### Directive
Return nothing but the lines from the line containing "Transcribe the text in this document." through the last line of the records, reproduced exactly.
——————
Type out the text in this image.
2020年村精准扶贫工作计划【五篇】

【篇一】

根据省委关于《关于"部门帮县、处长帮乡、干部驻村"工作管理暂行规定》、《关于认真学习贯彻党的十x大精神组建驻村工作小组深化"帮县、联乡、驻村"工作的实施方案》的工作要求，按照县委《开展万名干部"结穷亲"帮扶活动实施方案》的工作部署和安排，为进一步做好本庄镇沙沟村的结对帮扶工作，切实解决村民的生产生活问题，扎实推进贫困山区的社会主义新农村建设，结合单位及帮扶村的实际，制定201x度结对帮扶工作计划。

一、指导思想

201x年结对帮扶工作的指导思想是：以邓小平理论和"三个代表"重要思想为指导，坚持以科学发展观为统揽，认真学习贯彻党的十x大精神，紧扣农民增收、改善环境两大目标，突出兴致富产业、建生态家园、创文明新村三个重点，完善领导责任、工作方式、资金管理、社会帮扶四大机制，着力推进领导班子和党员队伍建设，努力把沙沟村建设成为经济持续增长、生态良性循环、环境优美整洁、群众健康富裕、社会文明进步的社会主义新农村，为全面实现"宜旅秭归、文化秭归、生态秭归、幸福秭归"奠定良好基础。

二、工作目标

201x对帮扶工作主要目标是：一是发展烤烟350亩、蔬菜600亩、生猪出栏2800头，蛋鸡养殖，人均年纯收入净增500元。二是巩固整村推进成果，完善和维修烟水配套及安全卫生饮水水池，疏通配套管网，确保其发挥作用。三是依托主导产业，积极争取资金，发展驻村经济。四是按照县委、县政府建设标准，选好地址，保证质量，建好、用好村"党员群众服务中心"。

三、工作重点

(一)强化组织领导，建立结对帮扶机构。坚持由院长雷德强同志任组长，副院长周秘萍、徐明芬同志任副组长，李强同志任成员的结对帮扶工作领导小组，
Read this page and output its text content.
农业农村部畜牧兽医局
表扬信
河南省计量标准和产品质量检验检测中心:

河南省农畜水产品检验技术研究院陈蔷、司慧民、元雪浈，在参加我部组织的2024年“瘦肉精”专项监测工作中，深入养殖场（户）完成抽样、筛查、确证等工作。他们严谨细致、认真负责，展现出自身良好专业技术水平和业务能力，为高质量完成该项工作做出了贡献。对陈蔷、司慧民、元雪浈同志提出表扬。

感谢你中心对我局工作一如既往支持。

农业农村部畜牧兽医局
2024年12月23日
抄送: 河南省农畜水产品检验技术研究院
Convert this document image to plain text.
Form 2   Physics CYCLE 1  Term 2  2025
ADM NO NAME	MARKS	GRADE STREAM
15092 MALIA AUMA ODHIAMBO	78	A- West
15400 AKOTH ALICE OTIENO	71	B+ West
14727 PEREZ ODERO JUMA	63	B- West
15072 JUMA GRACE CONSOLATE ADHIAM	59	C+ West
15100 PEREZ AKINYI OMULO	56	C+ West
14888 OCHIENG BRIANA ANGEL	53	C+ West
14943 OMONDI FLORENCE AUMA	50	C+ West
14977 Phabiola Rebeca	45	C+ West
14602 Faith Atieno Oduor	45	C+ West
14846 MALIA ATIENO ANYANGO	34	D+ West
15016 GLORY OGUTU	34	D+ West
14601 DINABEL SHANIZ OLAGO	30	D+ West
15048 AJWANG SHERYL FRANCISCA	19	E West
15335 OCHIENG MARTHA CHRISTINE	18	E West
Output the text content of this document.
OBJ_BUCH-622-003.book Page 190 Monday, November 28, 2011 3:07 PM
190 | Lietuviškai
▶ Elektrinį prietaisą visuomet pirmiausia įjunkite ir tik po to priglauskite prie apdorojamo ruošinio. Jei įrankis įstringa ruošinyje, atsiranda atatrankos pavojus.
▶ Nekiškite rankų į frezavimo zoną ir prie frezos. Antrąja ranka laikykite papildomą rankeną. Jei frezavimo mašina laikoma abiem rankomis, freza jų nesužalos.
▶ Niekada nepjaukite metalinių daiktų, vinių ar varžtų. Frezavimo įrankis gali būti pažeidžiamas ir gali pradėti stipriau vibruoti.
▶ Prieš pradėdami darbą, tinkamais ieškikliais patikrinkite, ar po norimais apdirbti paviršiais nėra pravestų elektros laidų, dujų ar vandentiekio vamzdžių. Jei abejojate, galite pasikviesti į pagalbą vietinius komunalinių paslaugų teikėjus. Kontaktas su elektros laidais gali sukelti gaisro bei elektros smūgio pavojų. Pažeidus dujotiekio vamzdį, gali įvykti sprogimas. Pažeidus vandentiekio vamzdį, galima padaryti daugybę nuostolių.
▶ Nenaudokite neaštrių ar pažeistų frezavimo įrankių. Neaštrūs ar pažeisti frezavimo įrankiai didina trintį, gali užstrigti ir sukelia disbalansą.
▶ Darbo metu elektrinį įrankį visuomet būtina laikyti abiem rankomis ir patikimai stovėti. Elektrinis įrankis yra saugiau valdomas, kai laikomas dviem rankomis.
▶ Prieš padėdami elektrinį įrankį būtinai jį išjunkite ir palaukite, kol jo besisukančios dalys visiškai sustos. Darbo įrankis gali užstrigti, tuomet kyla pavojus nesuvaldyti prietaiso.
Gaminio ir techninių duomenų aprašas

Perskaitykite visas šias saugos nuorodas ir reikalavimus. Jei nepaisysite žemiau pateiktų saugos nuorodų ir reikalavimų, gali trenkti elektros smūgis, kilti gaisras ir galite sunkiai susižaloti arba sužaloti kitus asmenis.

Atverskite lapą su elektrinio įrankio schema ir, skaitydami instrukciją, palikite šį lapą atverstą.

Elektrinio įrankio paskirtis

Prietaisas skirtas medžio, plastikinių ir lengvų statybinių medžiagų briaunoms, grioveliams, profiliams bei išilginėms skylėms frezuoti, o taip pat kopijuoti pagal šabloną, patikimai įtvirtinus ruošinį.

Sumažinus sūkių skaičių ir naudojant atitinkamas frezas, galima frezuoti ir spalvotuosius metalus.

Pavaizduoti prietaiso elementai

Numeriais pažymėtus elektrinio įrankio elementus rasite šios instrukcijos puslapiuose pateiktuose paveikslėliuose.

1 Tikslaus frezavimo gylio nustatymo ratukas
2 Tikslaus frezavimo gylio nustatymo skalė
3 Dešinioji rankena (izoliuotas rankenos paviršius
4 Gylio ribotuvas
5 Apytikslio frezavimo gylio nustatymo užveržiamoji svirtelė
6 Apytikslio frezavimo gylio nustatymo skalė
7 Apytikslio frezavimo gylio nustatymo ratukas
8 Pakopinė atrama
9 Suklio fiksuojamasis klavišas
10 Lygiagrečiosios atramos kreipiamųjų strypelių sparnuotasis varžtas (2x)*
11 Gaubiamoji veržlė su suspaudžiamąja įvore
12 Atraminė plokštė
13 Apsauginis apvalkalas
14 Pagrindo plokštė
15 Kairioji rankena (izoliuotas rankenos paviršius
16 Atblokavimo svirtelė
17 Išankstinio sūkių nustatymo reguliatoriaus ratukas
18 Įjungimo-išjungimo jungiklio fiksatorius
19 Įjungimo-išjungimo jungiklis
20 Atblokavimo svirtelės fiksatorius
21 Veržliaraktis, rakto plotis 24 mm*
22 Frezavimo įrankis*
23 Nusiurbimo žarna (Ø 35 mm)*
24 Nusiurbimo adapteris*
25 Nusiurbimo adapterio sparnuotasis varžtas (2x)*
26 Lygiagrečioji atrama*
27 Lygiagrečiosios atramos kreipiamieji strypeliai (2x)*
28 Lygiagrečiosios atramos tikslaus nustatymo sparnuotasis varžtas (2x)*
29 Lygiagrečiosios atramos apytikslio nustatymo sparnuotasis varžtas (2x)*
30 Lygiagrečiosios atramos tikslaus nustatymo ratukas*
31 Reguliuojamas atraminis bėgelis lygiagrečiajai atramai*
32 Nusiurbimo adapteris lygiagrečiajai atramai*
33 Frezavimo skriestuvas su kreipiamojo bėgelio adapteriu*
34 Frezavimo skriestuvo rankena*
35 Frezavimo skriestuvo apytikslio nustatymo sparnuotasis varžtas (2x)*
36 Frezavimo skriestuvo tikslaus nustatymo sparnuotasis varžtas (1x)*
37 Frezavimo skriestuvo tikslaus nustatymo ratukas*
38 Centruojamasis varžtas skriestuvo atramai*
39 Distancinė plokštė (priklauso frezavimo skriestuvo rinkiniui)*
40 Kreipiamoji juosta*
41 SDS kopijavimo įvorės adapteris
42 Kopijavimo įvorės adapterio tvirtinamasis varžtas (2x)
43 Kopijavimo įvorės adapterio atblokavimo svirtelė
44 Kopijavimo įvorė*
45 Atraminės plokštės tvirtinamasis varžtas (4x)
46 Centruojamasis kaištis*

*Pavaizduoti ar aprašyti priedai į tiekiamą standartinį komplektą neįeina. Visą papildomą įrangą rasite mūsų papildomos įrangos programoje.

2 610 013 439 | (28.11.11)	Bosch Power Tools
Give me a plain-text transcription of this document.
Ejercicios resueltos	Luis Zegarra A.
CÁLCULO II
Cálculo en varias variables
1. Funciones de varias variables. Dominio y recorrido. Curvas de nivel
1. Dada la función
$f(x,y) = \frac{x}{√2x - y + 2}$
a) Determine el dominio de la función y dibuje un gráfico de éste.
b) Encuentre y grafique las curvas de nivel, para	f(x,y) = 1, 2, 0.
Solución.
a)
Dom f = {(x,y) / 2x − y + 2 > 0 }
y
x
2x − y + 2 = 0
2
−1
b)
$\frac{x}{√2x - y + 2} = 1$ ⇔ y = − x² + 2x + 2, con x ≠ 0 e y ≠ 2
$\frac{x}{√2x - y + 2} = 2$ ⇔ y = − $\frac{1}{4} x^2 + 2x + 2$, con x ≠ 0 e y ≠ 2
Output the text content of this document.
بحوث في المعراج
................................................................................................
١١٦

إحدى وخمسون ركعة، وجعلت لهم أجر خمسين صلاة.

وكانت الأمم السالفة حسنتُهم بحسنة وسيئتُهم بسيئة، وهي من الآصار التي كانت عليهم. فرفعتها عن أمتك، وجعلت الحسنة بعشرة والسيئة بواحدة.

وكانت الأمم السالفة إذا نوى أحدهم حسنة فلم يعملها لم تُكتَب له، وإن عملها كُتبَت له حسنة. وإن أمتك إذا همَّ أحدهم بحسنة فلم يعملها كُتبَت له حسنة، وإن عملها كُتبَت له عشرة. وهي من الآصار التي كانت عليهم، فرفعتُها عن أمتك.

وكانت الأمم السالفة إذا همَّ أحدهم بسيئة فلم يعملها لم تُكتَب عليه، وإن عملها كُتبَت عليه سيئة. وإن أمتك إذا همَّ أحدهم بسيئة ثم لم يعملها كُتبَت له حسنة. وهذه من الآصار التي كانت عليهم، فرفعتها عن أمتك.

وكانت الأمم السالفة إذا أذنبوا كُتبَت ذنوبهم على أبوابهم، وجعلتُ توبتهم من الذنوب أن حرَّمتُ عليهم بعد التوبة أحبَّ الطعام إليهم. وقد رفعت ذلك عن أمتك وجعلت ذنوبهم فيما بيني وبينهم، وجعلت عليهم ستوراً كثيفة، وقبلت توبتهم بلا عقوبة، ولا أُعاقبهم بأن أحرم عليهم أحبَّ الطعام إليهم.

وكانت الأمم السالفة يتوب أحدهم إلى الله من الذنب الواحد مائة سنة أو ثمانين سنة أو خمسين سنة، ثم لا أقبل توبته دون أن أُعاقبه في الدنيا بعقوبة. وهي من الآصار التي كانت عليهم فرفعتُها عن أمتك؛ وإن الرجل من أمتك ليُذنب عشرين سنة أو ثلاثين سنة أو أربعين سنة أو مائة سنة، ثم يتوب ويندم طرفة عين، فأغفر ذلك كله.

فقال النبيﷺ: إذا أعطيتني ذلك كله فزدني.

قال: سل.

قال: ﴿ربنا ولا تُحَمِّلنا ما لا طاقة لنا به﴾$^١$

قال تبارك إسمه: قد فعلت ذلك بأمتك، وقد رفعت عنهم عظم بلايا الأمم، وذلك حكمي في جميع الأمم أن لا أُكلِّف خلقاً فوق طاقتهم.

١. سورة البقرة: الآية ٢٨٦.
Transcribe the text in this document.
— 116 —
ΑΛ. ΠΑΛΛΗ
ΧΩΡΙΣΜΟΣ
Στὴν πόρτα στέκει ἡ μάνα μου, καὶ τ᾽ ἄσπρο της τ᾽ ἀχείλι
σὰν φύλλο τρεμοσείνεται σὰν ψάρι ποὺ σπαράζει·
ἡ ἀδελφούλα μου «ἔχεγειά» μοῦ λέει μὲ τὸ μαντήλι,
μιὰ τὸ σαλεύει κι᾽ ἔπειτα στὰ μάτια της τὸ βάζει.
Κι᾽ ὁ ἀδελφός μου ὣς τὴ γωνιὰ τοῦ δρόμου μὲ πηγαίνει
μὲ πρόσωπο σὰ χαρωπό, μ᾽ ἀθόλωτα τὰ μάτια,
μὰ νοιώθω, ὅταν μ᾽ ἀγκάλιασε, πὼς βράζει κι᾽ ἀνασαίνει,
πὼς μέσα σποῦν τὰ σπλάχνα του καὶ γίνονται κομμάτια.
——————
### Complete answer
Transcribe the text in this document.
— 116 —
ΑΛ. ΠΑΛΛΗ
ΧΩΡΙΣΜΟΣ
Στὴν πόρτα στέκει ἡ μάνα μου, καὶ τ᾽ ἄσπρο της τ᾽ ἀχείλι
σὰν φύλλο τρεμοσείνεται σὰν ψάρι ποὺ σπαράζει·
ἡ ἀδελφούλα μου «ἔχεγειά» μοῦ λέει μὲ τὸ μαντήλι,
μιὰ τὸ σαλεύει κι᾽ ἔπειτα στὰ μάτια της τὸ βάζει.
Κι᾽ ὁ ἀδελφός μου ὣς τὴ γωνιὰ τοῦ δρόμου μὲ πηγαίνει
μὲ πρόσωπο σὰ χαρωπό, μ᾽ ἀθόλωτα τὰ μάτια,
μὰ νοιώθω, ὅταν μ᾽ ἀγκάλιασε, πὼς βράζει κι᾽ ἀνασαίνει,
πὼς μέσα σποῦν τὰ σπλάχνα του καὶ γίνονται κομμάτια.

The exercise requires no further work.